_Stated task_
Reproduce all the lines exactly as they stand, apart from the pictures.
○ ○ ○ ○ ○ ○ ○
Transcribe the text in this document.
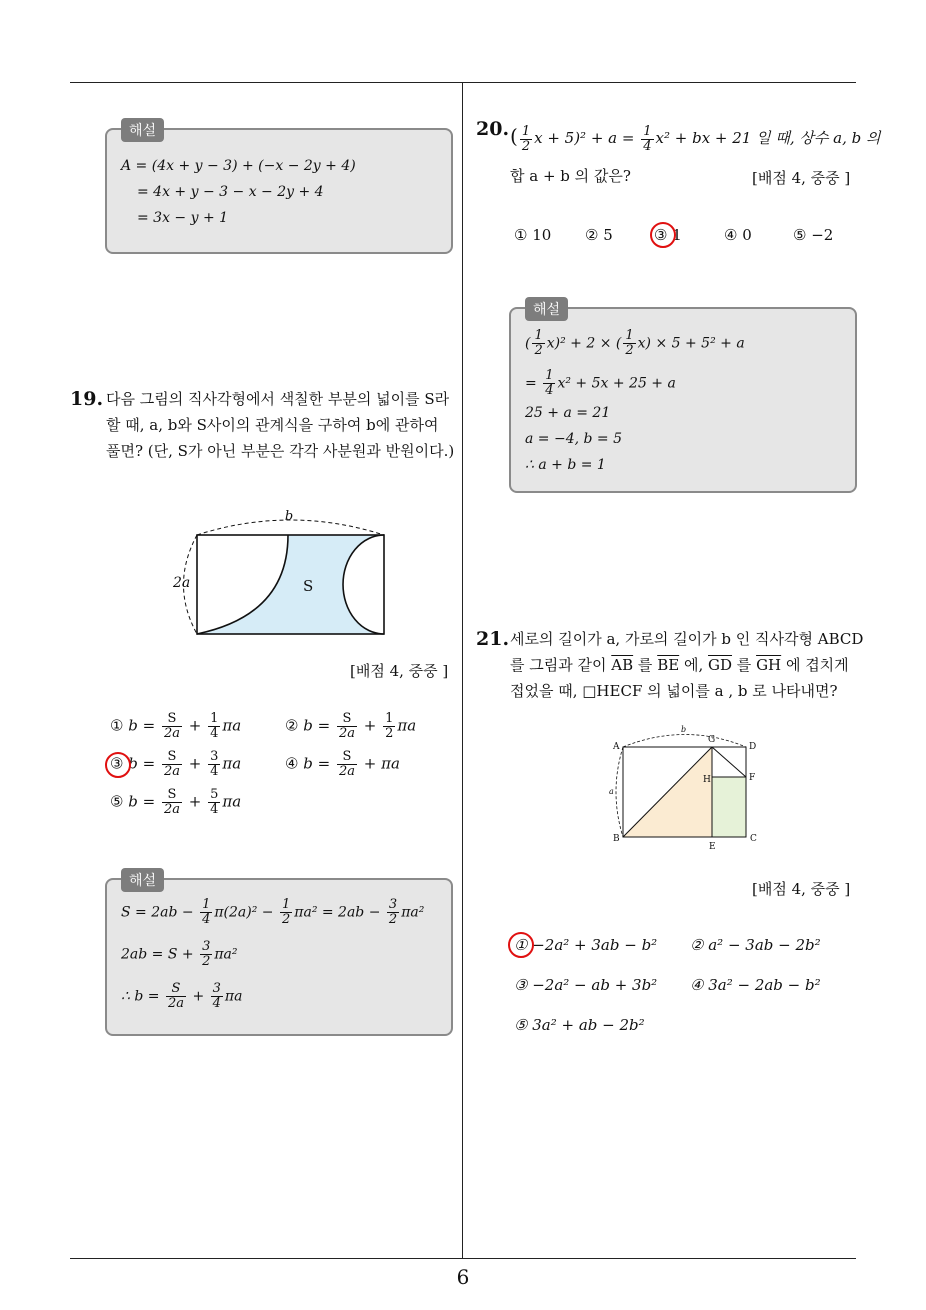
6
해설
A = (4x + y − 3) + (−x − 2y + 4)
= 4x + y − 3 − x − 2y + 4
= 3x − y + 1
19. 다음 그림의 직사각형에서 색칠한 부분의 넓이를 S라
할 때, a, b와 S사이의 관계식을 구하여 b에 관하여
풀면? (단, S가 아닌 부분은 각각 사분원과 반원이다.)
b
2a	S
[배점 4, 중중 ]
① $b = \frac{S}{2a} + \frac{1}{4}$ πa	② $b = \frac{S}{2a} + \frac{1}{2}$ πa
③ $b = \frac{S}{2a} + \frac{3}{4}$ πa	④ $b = \frac{S}{2a} + \pi a$
⑤ $b = \frac{S}{2a} + \frac{5}{4}$ πa
해설
$S = 2ab - \frac{1}{4} \pi(2a)^2 - \frac{1}{2} \pi a^2 = 2ab - \frac{3}{2} \pi a^2$
$2ab = S + \frac{3}{2} \pi a^2$
∴ $b = \frac{S}{2a} + \frac{3}{4}$ πa
20. ( $\frac{1}{2}$ $x + 5)^2 + a = \frac{1}{4} x^2$ + bx + 21 일 때, 상수 a, b 의
합 a + b 의 값은?	[배점 4, 중중 ]
① 10 ② 5	③ 1	④ 0	⑤ −2
해설
( $\frac{1}{2} x)^2 + 2$ × ( $\frac{1}{2} x) \times 5 + 5^2 + a$
= $\frac{1}{4} x^2 + 5x + 25 + a$
25 + a = 21
a = −4, b = 5
∴ a + b = 1
21. 세로의 길이가 a, 가로의 길이가 b 인 직사각형 ABCD
를 그림과 같이 $\overline{AB}$ 를 $\overline{BE}$ 에, $\overline{GD}$ 를 $\overline{GH}$ 에 겹치게
접었을 때, □HECF 의 넓이를 a , b 로 나타내면?
A
B	C
D
E
F
G
H
a
b
[배점 4, 중중 ]
① −2a² + 3ab − b² ② a² − 3ab − 2b²
③ −2a² − ab + 3b² ④ 3a² − 2ab − b²
⑤ 3a² + ab − 2b²
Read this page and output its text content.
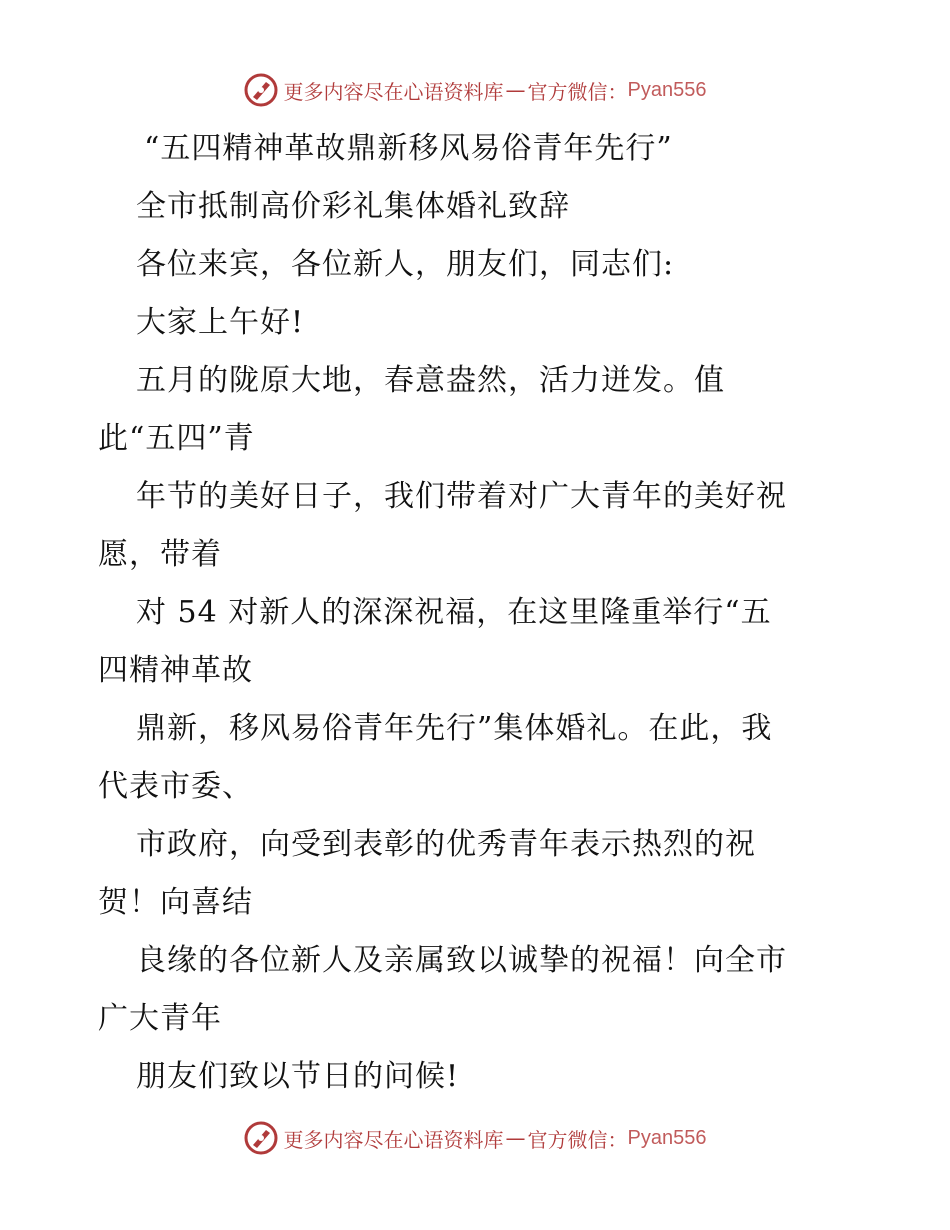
更多内容尽在心语资料库 — 官方微信： Pyan556
“五四精神革故鼎新移风易俗青年先行”
全市抵制高价彩礼集体婚礼致辞
各位来宾，各位新人，朋友们，同志们:
大家上午好!
五月的陇原大地，春意盎然，活力迸发。值
此“五四”青
年节的美好日子，我们带着对广大青年的美好祝
愿，带着
对 54 对新人的深深祝福，在这里隆重举行“五
四精神革故
鼎新，移风易俗青年先行”集体婚礼。在此，我
代表市委、
市政府，向受到表彰的优秀青年表示热烈的祝
贺！向喜结
良缘的各位新人及亲属致以诚挚的祝福！向全市
广大青年
朋友们致以节日的问候!
更多内容尽在心语资料库 — 官方微信： Pyan556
○ ○ ○ ○ ○ ○ ○
_Answer to this exercise_
Transcribe the text in this document.
6
해설
A = (4x + y − 3) + (−x − 2y + 4)
= 4x + y − 3 − x − 2y + 4
= 3x − y + 1
19. 다음 그림의 직사각형에서 색칠한 부분의 넓이를 S라
할 때, a, b와 S사이의 관계식을 구하여 b에 관하여
풀면? (단, S가 아닌 부분은 각각 사분원과 반원이다.)
b
2a	S
[배점 4, 중중 ]
① $b = \frac{S}{2a} + \frac{1}{4}$ πa	② $b = \frac{S}{2a} + \frac{1}{2}$ πa
③ $b = \frac{S}{2a} + \frac{3}{4}$ πa	④ $b = \frac{S}{2a} + \pi a$
⑤ $b = \frac{S}{2a} + \frac{5}{4}$ πa
해설
$S = 2ab - \frac{1}{4} \pi(2a)^2 - \frac{1}{2} \pi a^2 = 2ab - \frac{3}{2} \pi a^2$
$2ab = S + \frac{3}{2} \pi a^2$
∴ $b = \frac{S}{2a} + \frac{3}{4}$ πa
20. ( $\frac{1}{2}$ $x + 5)^2 + a = \frac{1}{4} x^2$ + bx + 21 일 때, 상수 a, b 의
합 a + b 의 값은?	[배점 4, 중중 ]
① 10 ② 5	③ 1	④ 0	⑤ −2
해설
( $\frac{1}{2} x)^2 + 2$ × ( $\frac{1}{2} x) \times 5 + 5^2 + a$
= $\frac{1}{4} x^2 + 5x + 25 + a$
25 + a = 21
a = −4, b = 5
∴ a + b = 1
21. 세로의 길이가 a, 가로의 길이가 b 인 직사각형 ABCD
를 그림과 같이 $\overline{AB}$ 를 $\overline{BE}$ 에, $\overline{GD}$ 를 $\overline{GH}$ 에 겹치게
접었을 때, □HECF 의 넓이를 a , b 로 나타내면?
A
B	C
D
E
F
G
H
a
b
[배점 4, 중중 ]
① −2a² + 3ab − b² ② a² − 3ab − 2b²
③ −2a² − ab + 3b² ④ 3a² − 2ab − b²
⑤ 3a² + ab − 2b²
Read this page and output its text content.
更多内容尽在心语资料库 — 官方微信： Pyan556
“五四精神革故鼎新移风易俗青年先行”
全市抵制高价彩礼集体婚礼致辞
各位来宾，各位新人，朋友们，同志们:
大家上午好!
五月的陇原大地，春意盎然，活力迸发。值
此“五四”青
年节的美好日子，我们带着对广大青年的美好祝
愿，带着
对 54 对新人的深深祝福，在这里隆重举行“五
四精神革故
鼎新，移风易俗青年先行”集体婚礼。在此，我
代表市委、
市政府，向受到表彰的优秀青年表示热烈的祝
贺！向喜结
良缘的各位新人及亲属致以诚挚的祝福！向全市
广大青年
朋友们致以节日的问候!
更多内容尽在心语资料库 — 官方微信： Pyan556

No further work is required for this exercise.